- [Directions for this task]:
Put this sentence from the project notes into Spanish: "We finished soldering the electrical cables to the breadboard receptor piece and were successfully able to attach the microfluidic device and integrate it into our kit."

03/08/16
Ollie began research on sources of platinum wire, seeking sponsorship from corporate groups for the project, as well as examining the electrochemistry of other metals typically used as electrodes outside of biological applications. The main issue concerning these substances was the leaching of biologically active ions (e.g. Cu2+) into solution due to electrolysis which would interfere with the activity of the E. coli we were examining.
15/08/16
Ollie met with electrochemist Professor Ulrich Stimming and Dr Jochen Friedl to discuss our microfluidic devices and enquire as to ways in which our electrical heating experiment protocols could be improved, as they had so far provided inconsistent results. They very kindly agreed to let use their impedance spectrometry equipment to determine conductivity and resistivity of fluids inside our microfluidic chambers.
25/08/16
We wrote up finalised versions of our electrical heat testing protocols using the feedback gained from the discussion with Professor Stimmer and Dr Friedl.
30/08/16
Ollie designed a model for a 3D printed version of the PDMS gel microfluidic device to try and account for the problems we encountered with our versions, namely leaking during experiments which would affect the result. Part of this resulted from backflow through punched holes in the gel caused by the pressure increase upon fluid injection. Unfortunately, we did not have time to test these models properly, but the design is available for download at this link, and we would love to hear from you if you are able to test or improve it. Whereas we used syringes to punch injection holes in the gel, this plastic version has slightly larger holes intended to incorporate rubber valves to prevent backflow and leaking.
05/09/16
The University of Reading's Microbial fuel cell kit inspired us to try and design our own microfluidic version, which we could not only integrate into our breadboard but investigate its electrical output relative to the larger version. Ollie created a 3D model which was sent to Jekaterina Maksimova in OpenLab, but unfortunately made a mistake with the sizing of the model and the resulting 3D prints were far too small to be used.
06/09/16
We finished soldering the electrical cables to the breadboard receptor piece and were successfully able to attach the microfluidic device and integrate it into our kit.

Document layout analysis data:
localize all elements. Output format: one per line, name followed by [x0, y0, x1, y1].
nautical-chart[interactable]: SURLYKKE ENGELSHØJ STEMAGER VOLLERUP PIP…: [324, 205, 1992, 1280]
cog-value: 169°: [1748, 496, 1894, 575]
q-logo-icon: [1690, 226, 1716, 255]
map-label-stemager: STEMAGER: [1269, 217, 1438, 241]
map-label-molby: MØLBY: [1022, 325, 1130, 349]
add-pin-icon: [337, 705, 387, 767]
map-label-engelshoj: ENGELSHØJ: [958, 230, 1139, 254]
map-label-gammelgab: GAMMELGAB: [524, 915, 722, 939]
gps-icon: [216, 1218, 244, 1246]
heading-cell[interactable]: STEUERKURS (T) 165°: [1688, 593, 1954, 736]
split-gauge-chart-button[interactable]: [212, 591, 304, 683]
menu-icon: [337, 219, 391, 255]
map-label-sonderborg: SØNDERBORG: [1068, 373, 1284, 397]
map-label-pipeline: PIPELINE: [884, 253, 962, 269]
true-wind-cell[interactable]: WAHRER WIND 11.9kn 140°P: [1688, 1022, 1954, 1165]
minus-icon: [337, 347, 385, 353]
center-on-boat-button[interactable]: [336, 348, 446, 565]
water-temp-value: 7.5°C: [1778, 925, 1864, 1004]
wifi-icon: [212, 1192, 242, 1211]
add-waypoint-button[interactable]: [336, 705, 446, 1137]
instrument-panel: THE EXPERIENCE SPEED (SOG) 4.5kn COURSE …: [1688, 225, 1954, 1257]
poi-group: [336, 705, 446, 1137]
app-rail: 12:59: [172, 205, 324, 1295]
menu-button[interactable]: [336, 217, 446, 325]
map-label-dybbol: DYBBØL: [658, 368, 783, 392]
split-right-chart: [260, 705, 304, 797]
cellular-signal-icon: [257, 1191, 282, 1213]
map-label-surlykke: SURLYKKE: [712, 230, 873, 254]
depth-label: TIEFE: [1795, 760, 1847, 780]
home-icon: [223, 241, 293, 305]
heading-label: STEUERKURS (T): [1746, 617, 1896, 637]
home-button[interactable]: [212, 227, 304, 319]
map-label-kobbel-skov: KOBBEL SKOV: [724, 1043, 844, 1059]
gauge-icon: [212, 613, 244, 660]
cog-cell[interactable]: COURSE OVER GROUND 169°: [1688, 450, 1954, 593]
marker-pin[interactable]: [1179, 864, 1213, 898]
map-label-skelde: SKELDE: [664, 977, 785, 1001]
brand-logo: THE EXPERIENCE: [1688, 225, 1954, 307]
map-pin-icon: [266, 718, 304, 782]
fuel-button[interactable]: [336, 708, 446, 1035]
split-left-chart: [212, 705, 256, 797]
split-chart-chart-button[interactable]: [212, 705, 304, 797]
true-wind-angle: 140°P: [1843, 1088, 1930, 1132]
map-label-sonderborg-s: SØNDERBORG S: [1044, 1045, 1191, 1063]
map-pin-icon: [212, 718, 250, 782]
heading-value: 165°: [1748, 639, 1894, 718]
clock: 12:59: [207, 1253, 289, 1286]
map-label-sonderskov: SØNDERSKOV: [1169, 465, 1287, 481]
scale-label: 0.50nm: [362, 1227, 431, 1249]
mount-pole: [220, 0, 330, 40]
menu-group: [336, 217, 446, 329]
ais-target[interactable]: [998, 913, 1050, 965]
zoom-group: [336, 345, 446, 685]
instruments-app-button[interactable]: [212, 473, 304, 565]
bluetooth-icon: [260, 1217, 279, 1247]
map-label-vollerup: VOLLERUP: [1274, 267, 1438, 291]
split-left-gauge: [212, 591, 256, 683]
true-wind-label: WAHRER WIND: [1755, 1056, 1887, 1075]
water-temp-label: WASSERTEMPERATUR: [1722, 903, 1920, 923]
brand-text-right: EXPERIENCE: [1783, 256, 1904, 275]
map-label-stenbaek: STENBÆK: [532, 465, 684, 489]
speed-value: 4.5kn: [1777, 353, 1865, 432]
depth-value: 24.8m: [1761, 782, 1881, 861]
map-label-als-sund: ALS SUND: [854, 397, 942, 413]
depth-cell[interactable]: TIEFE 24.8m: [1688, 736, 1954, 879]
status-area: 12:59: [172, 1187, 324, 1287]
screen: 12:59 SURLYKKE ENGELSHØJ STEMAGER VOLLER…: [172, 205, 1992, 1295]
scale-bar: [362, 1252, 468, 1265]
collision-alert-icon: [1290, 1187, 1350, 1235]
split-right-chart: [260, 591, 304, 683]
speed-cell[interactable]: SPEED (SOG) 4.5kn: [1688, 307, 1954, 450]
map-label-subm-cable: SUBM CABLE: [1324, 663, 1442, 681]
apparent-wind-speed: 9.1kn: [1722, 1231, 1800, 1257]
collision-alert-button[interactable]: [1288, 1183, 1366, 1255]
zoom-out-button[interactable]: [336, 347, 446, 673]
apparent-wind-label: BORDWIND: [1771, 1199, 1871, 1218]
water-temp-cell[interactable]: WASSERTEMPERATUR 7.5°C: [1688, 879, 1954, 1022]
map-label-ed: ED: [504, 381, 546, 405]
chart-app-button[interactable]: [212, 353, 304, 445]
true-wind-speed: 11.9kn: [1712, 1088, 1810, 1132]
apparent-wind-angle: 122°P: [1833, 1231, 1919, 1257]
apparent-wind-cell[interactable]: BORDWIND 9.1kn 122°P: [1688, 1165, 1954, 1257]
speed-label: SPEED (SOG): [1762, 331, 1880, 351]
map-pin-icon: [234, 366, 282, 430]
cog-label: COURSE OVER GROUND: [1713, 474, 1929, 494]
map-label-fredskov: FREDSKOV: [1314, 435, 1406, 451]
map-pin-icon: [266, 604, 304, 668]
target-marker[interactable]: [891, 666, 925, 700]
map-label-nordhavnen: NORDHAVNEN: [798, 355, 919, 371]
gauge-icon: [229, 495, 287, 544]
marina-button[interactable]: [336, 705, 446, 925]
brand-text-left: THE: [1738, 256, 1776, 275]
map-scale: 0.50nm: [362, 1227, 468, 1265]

- [Answer below]:
Terminamos de soldar los cables eléctricos a la pieza receptora de la placa de pruebas y logramos acoplar con éxito el dispositivo microfluídico e integrarlo en nuestro kit.